◆ Required task ◆
Check every line of the entries below for the word "partes", and copy the ones that have it.

◆ Excerpted data ◆
☆ ☆ ☆ ☆ ☆ ☆ ☆
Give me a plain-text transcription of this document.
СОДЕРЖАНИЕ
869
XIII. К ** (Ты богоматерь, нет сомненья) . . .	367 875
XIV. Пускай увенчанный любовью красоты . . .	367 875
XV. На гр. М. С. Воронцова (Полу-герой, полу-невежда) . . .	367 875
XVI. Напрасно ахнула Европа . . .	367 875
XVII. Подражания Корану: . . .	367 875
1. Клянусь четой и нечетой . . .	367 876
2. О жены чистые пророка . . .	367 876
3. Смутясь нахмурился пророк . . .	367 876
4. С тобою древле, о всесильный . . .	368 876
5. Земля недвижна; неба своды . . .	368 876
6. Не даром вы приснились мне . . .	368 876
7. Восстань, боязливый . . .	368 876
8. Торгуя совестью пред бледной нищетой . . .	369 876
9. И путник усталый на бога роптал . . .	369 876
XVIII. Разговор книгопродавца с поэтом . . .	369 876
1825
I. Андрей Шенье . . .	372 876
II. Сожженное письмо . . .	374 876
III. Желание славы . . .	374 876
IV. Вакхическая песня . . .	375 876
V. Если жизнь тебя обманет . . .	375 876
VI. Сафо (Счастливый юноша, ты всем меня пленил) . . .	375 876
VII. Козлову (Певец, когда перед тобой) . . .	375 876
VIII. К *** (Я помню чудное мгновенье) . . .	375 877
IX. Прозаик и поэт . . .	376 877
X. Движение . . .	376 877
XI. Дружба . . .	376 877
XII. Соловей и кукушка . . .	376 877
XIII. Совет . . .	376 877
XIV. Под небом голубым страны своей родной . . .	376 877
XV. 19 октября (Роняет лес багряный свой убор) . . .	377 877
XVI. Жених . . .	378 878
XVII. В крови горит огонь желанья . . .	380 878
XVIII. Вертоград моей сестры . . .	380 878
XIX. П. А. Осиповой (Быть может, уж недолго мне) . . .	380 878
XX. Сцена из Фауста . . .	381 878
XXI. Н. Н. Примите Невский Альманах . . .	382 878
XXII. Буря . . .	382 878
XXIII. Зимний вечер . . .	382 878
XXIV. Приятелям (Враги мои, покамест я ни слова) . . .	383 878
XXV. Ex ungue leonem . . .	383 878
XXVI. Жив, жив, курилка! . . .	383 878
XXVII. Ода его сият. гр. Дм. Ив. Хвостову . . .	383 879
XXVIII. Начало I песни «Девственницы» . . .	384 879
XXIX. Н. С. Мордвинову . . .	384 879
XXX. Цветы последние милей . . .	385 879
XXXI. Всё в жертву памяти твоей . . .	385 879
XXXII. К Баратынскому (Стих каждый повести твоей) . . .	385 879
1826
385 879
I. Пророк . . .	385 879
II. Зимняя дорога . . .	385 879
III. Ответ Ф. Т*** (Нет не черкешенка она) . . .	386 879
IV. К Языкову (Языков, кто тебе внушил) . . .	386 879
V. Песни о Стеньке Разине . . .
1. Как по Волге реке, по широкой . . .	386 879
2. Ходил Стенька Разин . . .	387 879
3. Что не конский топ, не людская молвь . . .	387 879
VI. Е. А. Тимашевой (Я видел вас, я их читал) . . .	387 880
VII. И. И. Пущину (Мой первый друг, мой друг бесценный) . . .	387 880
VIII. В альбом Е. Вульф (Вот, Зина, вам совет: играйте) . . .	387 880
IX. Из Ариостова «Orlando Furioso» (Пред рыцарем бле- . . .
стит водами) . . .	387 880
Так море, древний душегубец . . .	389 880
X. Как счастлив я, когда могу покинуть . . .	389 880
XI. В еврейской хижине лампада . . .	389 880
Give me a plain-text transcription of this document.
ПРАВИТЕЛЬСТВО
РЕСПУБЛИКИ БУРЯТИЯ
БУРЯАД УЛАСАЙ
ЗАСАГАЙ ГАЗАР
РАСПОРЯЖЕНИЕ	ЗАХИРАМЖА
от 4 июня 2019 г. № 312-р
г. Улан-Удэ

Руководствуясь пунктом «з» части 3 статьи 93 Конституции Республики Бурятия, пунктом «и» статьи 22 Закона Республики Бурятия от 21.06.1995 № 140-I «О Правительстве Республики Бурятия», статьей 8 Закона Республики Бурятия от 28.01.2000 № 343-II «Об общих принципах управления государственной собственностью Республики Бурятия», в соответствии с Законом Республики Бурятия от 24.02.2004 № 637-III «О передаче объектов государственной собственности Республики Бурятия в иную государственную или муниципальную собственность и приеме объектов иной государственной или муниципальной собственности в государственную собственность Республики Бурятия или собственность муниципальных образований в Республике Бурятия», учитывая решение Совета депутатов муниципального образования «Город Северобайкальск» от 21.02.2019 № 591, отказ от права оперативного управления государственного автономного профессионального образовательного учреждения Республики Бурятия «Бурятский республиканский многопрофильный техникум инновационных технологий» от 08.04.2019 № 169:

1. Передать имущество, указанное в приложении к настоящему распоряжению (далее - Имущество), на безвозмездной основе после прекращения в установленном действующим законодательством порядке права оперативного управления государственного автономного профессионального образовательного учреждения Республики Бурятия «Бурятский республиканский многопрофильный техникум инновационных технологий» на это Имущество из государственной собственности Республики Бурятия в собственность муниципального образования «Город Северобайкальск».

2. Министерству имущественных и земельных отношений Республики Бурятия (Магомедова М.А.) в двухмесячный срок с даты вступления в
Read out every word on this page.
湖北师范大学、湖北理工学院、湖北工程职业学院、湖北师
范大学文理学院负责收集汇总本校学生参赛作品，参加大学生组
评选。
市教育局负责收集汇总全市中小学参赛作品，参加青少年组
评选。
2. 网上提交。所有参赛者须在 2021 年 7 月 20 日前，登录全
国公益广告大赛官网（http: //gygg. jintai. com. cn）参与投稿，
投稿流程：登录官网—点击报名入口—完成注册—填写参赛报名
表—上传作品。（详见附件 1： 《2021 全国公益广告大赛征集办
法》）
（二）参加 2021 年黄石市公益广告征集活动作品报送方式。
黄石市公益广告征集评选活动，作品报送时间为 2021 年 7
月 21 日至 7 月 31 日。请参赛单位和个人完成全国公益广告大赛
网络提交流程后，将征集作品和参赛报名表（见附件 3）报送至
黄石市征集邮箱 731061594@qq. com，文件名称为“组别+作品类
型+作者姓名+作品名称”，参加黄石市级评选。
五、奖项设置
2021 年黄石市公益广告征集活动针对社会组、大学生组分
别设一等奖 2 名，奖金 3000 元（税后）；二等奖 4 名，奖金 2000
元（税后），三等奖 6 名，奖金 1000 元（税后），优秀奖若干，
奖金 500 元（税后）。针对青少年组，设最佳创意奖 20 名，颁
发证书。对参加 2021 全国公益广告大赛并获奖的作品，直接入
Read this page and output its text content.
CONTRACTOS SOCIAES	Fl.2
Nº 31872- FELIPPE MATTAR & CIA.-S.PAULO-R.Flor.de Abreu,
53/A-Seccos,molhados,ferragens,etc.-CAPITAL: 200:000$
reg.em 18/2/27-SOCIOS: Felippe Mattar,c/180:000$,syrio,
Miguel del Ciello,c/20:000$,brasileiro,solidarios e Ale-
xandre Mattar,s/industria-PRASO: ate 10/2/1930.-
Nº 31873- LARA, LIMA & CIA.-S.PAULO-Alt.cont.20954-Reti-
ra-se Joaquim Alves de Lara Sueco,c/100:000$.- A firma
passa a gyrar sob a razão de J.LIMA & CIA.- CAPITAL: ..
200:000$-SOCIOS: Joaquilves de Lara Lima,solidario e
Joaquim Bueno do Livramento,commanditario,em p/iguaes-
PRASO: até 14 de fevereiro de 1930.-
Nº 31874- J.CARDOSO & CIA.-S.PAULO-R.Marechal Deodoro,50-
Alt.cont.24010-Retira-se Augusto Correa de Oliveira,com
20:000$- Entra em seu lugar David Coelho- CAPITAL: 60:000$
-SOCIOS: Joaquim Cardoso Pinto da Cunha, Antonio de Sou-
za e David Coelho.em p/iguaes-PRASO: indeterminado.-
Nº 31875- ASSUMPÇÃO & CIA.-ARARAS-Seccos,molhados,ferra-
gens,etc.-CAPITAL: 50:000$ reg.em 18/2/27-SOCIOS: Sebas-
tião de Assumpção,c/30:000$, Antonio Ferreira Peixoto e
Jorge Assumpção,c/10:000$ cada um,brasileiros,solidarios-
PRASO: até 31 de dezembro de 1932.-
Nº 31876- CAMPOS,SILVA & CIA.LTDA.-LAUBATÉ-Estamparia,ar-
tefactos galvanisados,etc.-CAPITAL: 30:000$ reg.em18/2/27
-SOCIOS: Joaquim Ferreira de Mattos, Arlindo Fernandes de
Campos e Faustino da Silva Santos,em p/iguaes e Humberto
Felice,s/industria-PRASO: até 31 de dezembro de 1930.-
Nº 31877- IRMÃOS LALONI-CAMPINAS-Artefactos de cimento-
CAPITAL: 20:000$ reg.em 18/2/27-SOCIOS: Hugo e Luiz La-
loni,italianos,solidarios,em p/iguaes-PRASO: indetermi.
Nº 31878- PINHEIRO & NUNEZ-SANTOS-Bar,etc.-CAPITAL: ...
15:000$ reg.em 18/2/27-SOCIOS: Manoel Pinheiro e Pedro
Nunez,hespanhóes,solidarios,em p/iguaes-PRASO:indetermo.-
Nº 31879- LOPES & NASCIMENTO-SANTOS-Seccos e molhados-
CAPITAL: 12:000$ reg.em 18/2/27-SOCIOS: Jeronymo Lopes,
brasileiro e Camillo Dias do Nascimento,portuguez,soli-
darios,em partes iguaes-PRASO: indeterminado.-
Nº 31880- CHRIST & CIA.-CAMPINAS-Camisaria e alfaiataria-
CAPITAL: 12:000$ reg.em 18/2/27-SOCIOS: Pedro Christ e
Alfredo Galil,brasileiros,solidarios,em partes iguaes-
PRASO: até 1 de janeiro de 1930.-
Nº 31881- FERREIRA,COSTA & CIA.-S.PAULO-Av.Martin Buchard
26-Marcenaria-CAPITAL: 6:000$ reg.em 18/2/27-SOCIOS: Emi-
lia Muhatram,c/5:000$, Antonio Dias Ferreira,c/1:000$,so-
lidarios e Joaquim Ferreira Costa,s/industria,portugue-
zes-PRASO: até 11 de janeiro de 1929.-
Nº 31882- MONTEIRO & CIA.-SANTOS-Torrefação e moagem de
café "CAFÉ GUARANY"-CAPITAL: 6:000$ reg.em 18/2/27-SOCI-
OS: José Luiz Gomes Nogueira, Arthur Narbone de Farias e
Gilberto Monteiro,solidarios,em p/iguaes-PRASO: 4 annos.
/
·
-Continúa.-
☆ ☆ ☆ ☆ ☆ ☆ ☆
◆ Complete response ◆
darios,em partes iguaes-PRASO: indeterminado.-
Alfredo Galil,brasileiros,solidarios,em partes iguaes-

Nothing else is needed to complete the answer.